EXERCISE INSTRUCTIONS: Copy out every line exactly, passing over the pictures.

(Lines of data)
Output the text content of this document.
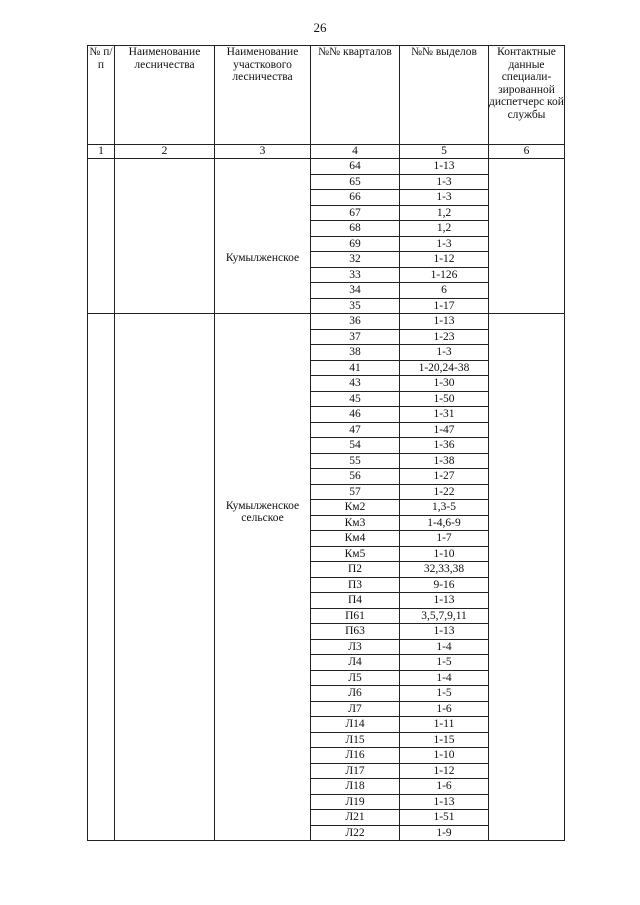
26
№ п/п	Наименование лесничества	Наименование участкового лесничества	№№ кварталов	№№ выделов	Контактные данные специали-зированной диспетчерс кой службы
1	2	3	4	5	6
			64	1-13	
			65	1-3	
			66	1-3	
			67	1,2	
			68	1,2	
			69	1-3	
		Кумылженское	32	1-12	
			33	1-126	
			34	6	
			35	1-17	
			36	1-13	
			37	1-23	
			38	1-3	
			41	1-20,24-38	
			43	1-30	
			45	1-50	
			46	1-31	
			47	1-47	
			54	1-36	
			55	1-38	
			56	1-27	
			57	1-22	
		Кумылженское сельское	Км2	1,3-5	
			Км3	1-4,6-9	
			Км4	1-7	
			Км5	1-10	
			П2	32,33,38	
			П3	9-16	
			П4	1-13	
			П61	3,5,7,9,11	
			П63	1-13	
			Л3	1-4	
			Л4	1-5	
			Л5	1-4	
			Л6	1-5	
			Л7	1-6	
			Л14	1-11	
			Л15	1-15	
			Л16	1-10	
			Л17	1-12	
			Л18	1-6	
			Л19	1-13	
			Л21	1-51	
			Л22	1-9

RESULT:
Output the text content of this document.
26
№ п/п	Наименование лесничества	Наименование участкового лесничества	№№ кварталов	№№ выделов	Контактные данные специали-зированной диспетчерс кой службы
1	2	3	4	5	6
			64	1-13	
			65	1-3	
			66	1-3	
			67	1,2	
			68	1,2	
			69	1-3	
		Кумылженское	32	1-12	
			33	1-126	
			34	6	
			35	1-17	
			36	1-13	
			37	1-23	
			38	1-3	
			41	1-20,24-38	
			43	1-30	
			45	1-50	
			46	1-31	
			47	1-47	
			54	1-36	
			55	1-38	
			56	1-27	
			57	1-22	
		Кумылженское сельское	Км2	1,3-5	
			Км3	1-4,6-9	
			Км4	1-7	
			Км5	1-10	
			П2	32,33,38	
			П3	9-16	
			П4	1-13	
			П61	3,5,7,9,11	
			П63	1-13	
			Л3	1-4	
			Л4	1-5	
			Л5	1-4	
			Л6	1-5	
			Л7	1-6	
			Л14	1-11	
			Л15	1-15	
			Л16	1-10	
			Л17	1-12	
			Л18	1-6	
			Л19	1-13	
			Л21	1-51	
			Л22	1-9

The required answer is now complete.